* _Given request_: Give the entries back exactly, dropping each image.

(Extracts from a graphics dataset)

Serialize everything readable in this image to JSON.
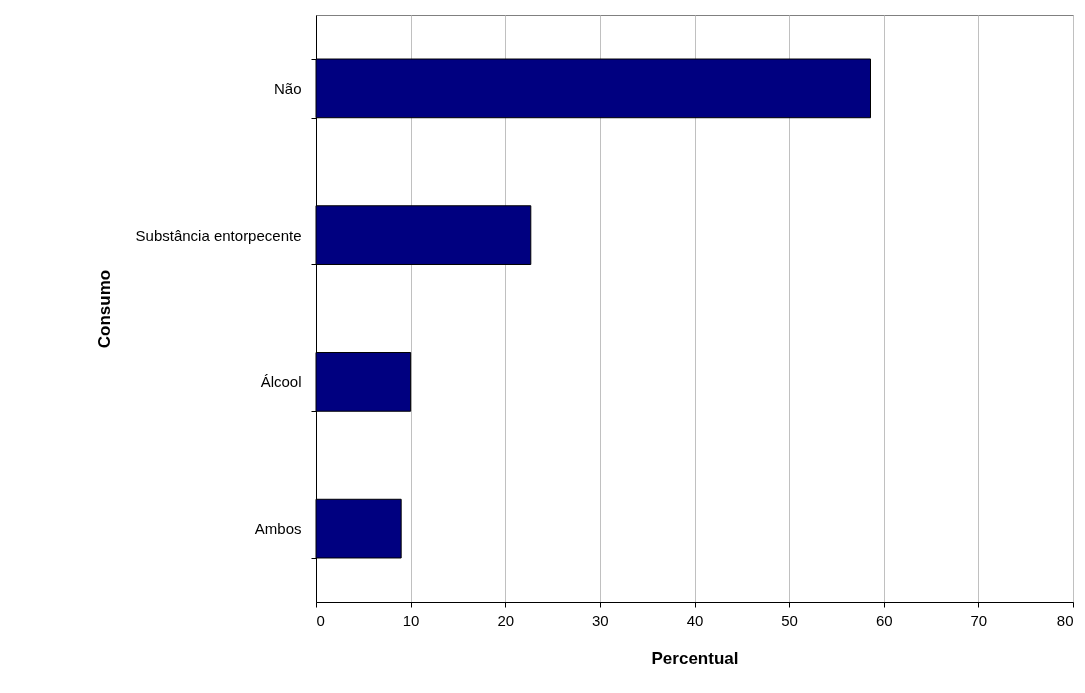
{
  "chart_data": {
    "type": "bar",
    "orientation": "horizontal",
    "xlabel": "Percentual",
    "ylabel": "Consumo",
    "categories": [
      "Não",
      "Substância entorpecente",
      "Álcool",
      "Ambos"
    ],
    "values": [
      58.6,
      22.7,
      10.0,
      9.0
    ],
    "color": "#000080",
    "xlim": [
      0,
      80
    ],
    "xticks": [
      0,
      10,
      20,
      30,
      40,
      50,
      60,
      70,
      80
    ],
    "grid": "x"
  }
}
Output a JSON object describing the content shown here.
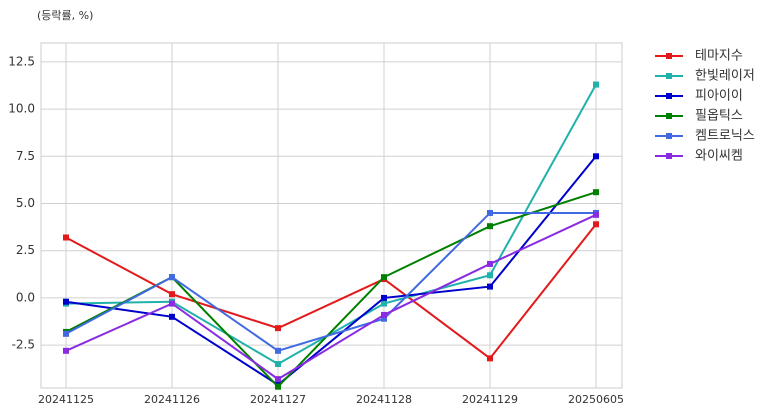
{
  "chart_data": {
    "type": "line",
    "annotation": "(등락률, %)",
    "categories": [
      "20241125",
      "20241126",
      "20241127",
      "20241128",
      "20241129",
      "20250605"
    ],
    "series": [
      {
        "name": "테마지수",
        "color": "#e31a1c",
        "values": [
          3.2,
          0.2,
          -1.6,
          1.0,
          -3.2,
          3.9
        ]
      },
      {
        "name": "한빛레이저",
        "color": "#20b2aa",
        "values": [
          -0.3,
          -0.2,
          -3.5,
          -0.3,
          1.2,
          11.3
        ]
      },
      {
        "name": "피아이이",
        "color": "#0000cd",
        "values": [
          -0.2,
          -1.0,
          -4.6,
          0.0,
          0.6,
          7.5
        ]
      },
      {
        "name": "필옵틱스",
        "color": "#008000",
        "values": [
          -1.8,
          1.1,
          -4.7,
          1.1,
          3.8,
          5.6
        ]
      },
      {
        "name": "켐트로닉스",
        "color": "#4169e1",
        "values": [
          -1.9,
          1.1,
          -2.8,
          -1.1,
          4.5,
          4.5
        ]
      },
      {
        "name": "와이씨켐",
        "color": "#8a2be2",
        "values": [
          -2.8,
          -0.3,
          -4.3,
          -0.9,
          1.8,
          4.4
        ]
      }
    ],
    "ylim": [
      -4.77,
      13.5
    ],
    "yticks": [
      -2.5,
      {
        "value": 0,
        "label": "0.0"
      },
      2.5,
      {
        "value": 5,
        "label": "5.0"
      },
      7.5,
      {
        "value": 10,
        "label": "10.0"
      },
      12.5
    ],
    "grid": true,
    "legend": "outside-right"
  }
}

* _Exercise response_:
Serialize everything readable in this image to JSON.
{
  "chart_data": {
    "type": "bar",
    "orientation": "horizontal",
    "xlabel": "Percentual",
    "ylabel": "Consumo",
    "categories": [
      "Não",
      "Substância entorpecente",
      "Álcool",
      "Ambos"
    ],
    "values": [
      58.6,
      22.7,
      10.0,
      9.0
    ],
    "color": "#000080",
    "xlim": [
      0,
      80
    ],
    "xticks": [
      0,
      10,
      20,
      30,
      40,
      50,
      60,
      70,
      80
    ],
    "grid": "x"
  }
}
Output a JSON object describing the content shown here.
{
  "chart_data": {
    "type": "line",
    "annotation": "(등락률, %)",
    "categories": [
      "20241125",
      "20241126",
      "20241127",
      "20241128",
      "20241129",
      "20250605"
    ],
    "series": [
      {
        "name": "테마지수",
        "color": "#e31a1c",
        "values": [
          3.2,
          0.2,
          -1.6,
          1.0,
          -3.2,
          3.9
        ]
      },
      {
        "name": "한빛레이저",
        "color": "#20b2aa",
        "values": [
          -0.3,
          -0.2,
          -3.5,
          -0.3,
          1.2,
          11.3
        ]
      },
      {
        "name": "피아이이",
        "color": "#0000cd",
        "values": [
          -0.2,
          -1.0,
          -4.6,
          0.0,
          0.6,
          7.5
        ]
      },
      {
        "name": "필옵틱스",
        "color": "#008000",
        "values": [
          -1.8,
          1.1,
          -4.7,
          1.1,
          3.8,
          5.6
        ]
      },
      {
        "name": "켐트로닉스",
        "color": "#4169e1",
        "values": [
          -1.9,
          1.1,
          -2.8,
          -1.1,
          4.5,
          4.5
        ]
      },
      {
        "name": "와이씨켐",
        "color": "#8a2be2",
        "values": [
          -2.8,
          -0.3,
          -4.3,
          -0.9,
          1.8,
          4.4
        ]
      }
    ],
    "ylim": [
      -4.77,
      13.5
    ],
    "yticks": [
      -2.5,
      {
        "value": 0,
        "label": "0.0"
      },
      2.5,
      {
        "value": 5,
        "label": "5.0"
      },
      7.5,
      {
        "value": 10,
        "label": "10.0"
      },
      12.5
    ],
    "grid": true,
    "legend": "outside-right"
  }
}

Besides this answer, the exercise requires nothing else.